Development of RF coils is frequently required, and this is an active field of research at 7T. Safety of RF coil is an important issue, especially when a custom-built transmit RF coil is used. Hoffmann et al. presented a comprehensive overview of the testing procedures for electrical and mechanical safety tests, SAR simulation and verification, risk analysis, and operational procedures.57 However, it should be noted that simulations need to match actual measurements as close as possible because coupling between transmit channels significantly influences peak SAR.58

Implant/device Safety

Almost all of the MR safe/conditional devices and implants are limited to their use in up to 3T. Conservative operation may exclude all subjects with metallic implants and tattoos from the 7T scan. Some clinical research sites conduct their own safety tests for cranial fixation plates59 and aneurysm clips,60 but such an evaluation requires extensive numerical RF and temperature simulations in addition to their direct measurements. The results may also be affected by the RF coil design, and formulation of a generalized approach would be required.

Attraction force can be compared to the gravity by measuring the deflection angle. Some vascular clips and implants show deflection angles larger than 45 degrees at 7T, i.e. attracted more than the gravity.61 Non-approved vascular clips and implants need to be avoided, but dental metals are usually fixed well and may not be problematic, except for orthodontics that frequently cause large signal defects. Oriso et al. examined metallic dental materials at 7T.62 Alloys of platinum, gold, and silver were not attracted, but some cobalt/nickel–chromium alloys were attracted by the MR magnet, although their deflection angles were less than 45 degrees.

▸ DATA:
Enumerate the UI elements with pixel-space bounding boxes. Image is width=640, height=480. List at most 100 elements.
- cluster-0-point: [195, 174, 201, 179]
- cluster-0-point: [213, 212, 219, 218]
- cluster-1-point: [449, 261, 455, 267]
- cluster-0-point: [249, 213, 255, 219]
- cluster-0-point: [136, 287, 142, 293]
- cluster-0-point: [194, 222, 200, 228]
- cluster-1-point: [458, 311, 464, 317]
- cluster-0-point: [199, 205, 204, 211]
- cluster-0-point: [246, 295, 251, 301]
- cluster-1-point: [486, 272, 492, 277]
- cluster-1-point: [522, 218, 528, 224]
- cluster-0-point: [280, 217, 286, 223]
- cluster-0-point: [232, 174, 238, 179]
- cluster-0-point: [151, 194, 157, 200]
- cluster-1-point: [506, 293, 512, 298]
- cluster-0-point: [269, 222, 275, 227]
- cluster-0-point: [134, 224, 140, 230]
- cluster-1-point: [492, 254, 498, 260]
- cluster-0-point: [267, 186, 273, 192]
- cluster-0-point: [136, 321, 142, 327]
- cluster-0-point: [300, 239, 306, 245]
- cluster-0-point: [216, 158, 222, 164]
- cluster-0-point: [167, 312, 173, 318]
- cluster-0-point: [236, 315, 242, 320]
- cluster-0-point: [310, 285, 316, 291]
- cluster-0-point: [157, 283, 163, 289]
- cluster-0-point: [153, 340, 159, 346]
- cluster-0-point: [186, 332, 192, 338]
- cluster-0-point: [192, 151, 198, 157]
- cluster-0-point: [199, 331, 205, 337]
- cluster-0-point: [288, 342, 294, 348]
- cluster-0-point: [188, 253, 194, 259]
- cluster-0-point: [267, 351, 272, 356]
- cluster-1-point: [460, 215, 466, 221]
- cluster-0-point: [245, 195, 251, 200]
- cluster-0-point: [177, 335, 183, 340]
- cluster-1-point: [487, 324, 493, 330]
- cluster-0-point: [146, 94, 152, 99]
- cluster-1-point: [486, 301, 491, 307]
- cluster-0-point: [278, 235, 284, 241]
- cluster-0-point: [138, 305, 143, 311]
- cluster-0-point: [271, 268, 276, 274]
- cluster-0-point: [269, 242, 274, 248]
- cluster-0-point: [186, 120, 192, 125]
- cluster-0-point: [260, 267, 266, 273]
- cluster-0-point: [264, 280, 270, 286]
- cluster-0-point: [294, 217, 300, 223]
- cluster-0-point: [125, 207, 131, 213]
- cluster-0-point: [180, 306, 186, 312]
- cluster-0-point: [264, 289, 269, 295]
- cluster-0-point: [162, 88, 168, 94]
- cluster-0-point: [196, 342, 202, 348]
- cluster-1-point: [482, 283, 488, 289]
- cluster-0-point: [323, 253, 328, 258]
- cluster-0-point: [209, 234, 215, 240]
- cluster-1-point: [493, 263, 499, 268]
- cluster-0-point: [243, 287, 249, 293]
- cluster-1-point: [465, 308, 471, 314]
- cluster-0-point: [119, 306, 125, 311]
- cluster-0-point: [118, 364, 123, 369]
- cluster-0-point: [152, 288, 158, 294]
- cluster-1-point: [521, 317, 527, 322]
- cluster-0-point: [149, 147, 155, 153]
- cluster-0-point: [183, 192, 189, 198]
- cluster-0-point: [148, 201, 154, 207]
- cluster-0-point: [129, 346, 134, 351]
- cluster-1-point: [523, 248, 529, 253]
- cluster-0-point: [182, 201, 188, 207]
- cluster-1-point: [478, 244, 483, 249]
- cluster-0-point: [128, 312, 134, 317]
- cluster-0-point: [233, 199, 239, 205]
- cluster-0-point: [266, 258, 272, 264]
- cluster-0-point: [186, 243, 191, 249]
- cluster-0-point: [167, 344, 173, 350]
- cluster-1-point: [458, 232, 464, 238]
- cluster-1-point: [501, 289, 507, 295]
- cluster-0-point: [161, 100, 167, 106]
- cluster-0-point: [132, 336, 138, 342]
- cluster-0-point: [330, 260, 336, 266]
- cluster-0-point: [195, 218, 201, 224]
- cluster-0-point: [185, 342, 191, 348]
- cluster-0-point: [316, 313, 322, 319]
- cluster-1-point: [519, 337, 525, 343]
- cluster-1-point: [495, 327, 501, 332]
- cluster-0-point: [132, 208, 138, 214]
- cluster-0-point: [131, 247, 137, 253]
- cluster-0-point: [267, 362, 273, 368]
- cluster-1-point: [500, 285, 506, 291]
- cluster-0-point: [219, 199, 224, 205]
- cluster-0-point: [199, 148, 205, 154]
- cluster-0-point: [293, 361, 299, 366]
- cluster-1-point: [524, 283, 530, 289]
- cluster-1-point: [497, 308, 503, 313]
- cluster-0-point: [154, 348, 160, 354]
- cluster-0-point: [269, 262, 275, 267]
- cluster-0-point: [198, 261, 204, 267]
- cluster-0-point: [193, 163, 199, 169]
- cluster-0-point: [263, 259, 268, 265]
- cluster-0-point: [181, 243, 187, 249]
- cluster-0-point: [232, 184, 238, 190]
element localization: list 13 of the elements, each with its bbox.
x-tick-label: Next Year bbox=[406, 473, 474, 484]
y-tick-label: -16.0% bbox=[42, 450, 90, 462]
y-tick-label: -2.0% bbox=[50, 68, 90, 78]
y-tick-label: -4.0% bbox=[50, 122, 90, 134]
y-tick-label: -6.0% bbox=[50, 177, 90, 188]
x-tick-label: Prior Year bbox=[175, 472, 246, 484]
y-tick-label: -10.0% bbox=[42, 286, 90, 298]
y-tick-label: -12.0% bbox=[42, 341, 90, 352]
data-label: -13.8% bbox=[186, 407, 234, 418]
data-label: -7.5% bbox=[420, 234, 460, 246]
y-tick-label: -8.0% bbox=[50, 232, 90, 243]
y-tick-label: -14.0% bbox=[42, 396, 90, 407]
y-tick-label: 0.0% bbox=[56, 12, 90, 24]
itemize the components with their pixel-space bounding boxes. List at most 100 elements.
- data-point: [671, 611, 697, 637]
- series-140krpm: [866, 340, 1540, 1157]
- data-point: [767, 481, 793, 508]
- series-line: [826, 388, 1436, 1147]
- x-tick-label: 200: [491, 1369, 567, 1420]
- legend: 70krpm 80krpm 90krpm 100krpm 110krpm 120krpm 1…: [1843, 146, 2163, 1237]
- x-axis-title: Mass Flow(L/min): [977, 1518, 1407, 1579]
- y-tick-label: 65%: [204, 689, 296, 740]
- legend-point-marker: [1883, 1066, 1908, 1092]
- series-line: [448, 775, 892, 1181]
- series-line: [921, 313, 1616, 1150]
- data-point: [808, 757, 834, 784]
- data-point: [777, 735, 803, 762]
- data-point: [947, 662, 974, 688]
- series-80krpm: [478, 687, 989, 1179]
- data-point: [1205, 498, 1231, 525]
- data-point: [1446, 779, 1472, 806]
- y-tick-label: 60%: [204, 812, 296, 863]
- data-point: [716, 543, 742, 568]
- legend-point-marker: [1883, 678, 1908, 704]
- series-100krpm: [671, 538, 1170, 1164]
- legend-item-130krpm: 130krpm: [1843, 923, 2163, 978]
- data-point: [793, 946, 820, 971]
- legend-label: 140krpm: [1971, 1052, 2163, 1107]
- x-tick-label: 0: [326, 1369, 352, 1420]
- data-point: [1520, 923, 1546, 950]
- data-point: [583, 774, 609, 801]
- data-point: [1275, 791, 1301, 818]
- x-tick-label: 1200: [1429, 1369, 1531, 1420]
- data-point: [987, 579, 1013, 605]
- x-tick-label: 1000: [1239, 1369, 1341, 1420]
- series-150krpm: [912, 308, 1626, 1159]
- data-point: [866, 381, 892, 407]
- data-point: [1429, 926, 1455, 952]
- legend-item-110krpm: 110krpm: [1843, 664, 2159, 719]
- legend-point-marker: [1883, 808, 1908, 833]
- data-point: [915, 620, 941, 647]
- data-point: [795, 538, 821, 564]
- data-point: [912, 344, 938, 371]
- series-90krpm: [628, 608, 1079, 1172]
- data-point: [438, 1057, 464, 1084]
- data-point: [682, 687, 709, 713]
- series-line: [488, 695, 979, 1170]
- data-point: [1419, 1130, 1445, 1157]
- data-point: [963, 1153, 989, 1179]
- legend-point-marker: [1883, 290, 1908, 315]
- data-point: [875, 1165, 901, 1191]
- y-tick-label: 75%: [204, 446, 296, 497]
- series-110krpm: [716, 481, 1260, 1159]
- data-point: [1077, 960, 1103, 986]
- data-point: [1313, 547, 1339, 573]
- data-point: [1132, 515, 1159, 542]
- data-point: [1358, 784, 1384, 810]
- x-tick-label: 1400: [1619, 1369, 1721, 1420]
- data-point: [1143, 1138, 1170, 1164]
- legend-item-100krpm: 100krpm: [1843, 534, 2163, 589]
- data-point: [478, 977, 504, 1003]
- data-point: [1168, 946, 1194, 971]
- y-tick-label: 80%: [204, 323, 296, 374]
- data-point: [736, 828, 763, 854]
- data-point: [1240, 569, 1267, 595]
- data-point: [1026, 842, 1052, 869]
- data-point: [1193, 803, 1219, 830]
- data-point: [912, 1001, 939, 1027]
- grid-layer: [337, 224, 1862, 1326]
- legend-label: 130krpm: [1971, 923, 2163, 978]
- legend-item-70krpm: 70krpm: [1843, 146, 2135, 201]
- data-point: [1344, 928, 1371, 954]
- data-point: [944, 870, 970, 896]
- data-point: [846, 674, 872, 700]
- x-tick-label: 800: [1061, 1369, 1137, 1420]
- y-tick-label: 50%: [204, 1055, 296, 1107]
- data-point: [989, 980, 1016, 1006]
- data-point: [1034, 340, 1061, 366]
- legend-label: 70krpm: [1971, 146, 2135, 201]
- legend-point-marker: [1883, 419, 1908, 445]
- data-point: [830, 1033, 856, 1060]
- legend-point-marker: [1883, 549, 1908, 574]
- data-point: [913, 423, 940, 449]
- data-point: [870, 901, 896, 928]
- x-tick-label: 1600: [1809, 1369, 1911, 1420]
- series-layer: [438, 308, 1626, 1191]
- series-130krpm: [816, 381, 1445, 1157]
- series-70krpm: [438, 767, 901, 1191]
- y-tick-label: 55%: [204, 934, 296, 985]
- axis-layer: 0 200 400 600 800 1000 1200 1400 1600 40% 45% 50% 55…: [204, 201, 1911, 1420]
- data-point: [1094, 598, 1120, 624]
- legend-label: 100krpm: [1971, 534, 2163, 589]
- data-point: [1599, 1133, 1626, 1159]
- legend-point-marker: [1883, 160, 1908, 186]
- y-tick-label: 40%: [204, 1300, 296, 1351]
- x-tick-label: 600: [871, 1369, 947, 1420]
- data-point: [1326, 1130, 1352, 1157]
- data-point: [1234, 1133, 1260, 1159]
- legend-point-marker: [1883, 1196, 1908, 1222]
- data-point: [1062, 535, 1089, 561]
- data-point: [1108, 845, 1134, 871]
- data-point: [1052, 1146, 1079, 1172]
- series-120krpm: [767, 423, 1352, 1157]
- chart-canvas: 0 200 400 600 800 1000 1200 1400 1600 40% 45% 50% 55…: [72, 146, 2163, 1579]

▸ EXERCISE DETAILS:
What topics does the overview by Hoffmann et al. cover, according to the 7T safety text?

▸ RESPONSE AREA:
- Testing procedures for electrical and mechanical safety tests
- SAR simulation and verification
- Risk analysis
- Operational procedures